Segundo a OMS, a hepatite D está associada a um risco duas a seis vezes maior de câncer de fígado do que a hepatite B isoladamente.

Transmissão

A transmissão, diz o ministério, ocorre da mesma forma que a hepatite B:

  • Por relações sexuais sem preservativo com uma pessoa infectada; 
  • Da mãe infectada para o filho durante a gestação ou o parto;
  • Pelo compartilhamento de material para uso de drogas, como agulhas e cachimbos;
  • Pelo compartilhamento de lâminas de barbear e depilar, escovas de dente, alicates de unha ou outros objetos que furam ou cortam;
  • Na confecção de tatuagem e colocação de piercings, procedimentos odontológicos ou cirúrgicos sem os devidos cuidados com as normas de biossegurança.

Efeitos do vírus no organismo

O principal efeito da presença do vírus HDV é a inflamação crônica do fígado, evidência considerada “forte” quando se trata das características-chave de carcinógenos. Em pacientes coinfectados, o quadro é ainda mais exacerbado.

“Essa inflamação mais intensa leva a maior fibrose, mais cirrose e maior risco de câncer”, afirma a presidente da Sociedade Brasileira de Oncologia Clínica (SBOC), Angélica Nogueira.

A oncologista explica que a cirrose também é um grande fator de risco para o câncer de fígado. Por isso, pacientes com cirrose ou hepatites crônicas devem ser monitorados regularmente, realizando a cada três meses exames de ultrassom e de alfa-fetoproteína, proteína que aumenta seus índices no fígado em caso de tumor.

“Esse rastreio permite uma detecção precoce e aumenta as chances de uma cirurgia curativa, por exemplo”, comenta Angélica.

Além da ressecção do fígado para a retirada do tumor, outra forma de tratamento pode ser a ablação por radiofrequência, que utiliza ondas de alta energia para a destruição de tumores, sem precisar retirá-los. Também podem ser consideradas opções como tratamento medicamentoso com drogas-alvo ou transplante do órgão.

● **Complete o seguinte**
1 – De acordo com o texto sobre hepatite D, com que frequência pacientes com cirrose ou hepatites crônicas devem fazer exames de ultrassom e de alfa-fetoproteína?
2 – Por favor, continue o texto sobre hepatite D a partir do último parágrafo.
Os itens abaixo não têm relação com o texto sobre hepatite D.

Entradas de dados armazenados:
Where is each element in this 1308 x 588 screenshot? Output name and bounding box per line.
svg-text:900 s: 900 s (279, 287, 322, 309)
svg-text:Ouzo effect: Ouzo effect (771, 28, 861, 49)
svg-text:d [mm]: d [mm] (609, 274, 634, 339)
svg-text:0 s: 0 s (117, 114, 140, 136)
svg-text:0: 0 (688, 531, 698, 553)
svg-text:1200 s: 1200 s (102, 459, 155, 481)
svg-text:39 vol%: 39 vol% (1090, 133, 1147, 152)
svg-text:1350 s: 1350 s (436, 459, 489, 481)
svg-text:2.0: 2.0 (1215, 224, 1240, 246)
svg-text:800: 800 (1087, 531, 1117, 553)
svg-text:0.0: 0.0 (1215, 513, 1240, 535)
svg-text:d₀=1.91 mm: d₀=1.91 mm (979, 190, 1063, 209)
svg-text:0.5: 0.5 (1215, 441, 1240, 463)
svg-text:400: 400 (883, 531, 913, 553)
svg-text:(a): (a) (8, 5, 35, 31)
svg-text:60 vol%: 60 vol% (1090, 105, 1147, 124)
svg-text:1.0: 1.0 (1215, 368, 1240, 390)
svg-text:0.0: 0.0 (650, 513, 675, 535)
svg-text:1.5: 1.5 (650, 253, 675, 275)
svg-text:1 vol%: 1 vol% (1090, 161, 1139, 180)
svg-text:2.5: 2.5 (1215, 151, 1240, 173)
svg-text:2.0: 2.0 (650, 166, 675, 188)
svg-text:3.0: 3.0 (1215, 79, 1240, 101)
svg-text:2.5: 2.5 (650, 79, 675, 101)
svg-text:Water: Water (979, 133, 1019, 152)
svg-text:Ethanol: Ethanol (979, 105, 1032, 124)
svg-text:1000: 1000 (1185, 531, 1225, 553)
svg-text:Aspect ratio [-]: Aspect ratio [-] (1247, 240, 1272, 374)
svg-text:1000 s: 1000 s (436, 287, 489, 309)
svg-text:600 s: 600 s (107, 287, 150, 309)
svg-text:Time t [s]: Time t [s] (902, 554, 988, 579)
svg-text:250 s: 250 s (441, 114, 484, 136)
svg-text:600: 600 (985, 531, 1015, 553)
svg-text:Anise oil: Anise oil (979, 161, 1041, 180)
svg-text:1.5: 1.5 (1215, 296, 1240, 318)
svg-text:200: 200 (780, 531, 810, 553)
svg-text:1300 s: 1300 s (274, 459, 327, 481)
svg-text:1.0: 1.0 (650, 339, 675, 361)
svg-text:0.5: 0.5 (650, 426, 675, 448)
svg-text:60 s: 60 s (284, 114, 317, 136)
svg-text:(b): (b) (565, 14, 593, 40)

● **Respostas escritas**
1 – A cada três meses.

2 –
Subnotificação

A decisão da Iarc foi baseada nas evidências de 15 estudos que indicaram “uma associação positiva, consistente e forte” entre a infecção por HDV e o aumento do risco do carcinoma hepatocelular. Esse risco também foi apontado em pesquisas que “consideraram potenciais fatores de confusão”, como infecção por HIV ou consumo de álcool.

A conclusão da agência da OMS foi publicada na revista The Lancet Oncology. Segundo o estudo, cerca de 0,1% a 1% da população mundial possui hepatite D. Entre quem possui o vírus HBV, a taxa de infecção pelo HDV é de 1% a 10%.

No Brasil, 169 pessoas contraíram o vírus HDV em 2024, segundo os dados do último Boletim Epidemiológico de Hepatites Virais. No entanto, o número de casos deve ser maior, devido à subnotificação.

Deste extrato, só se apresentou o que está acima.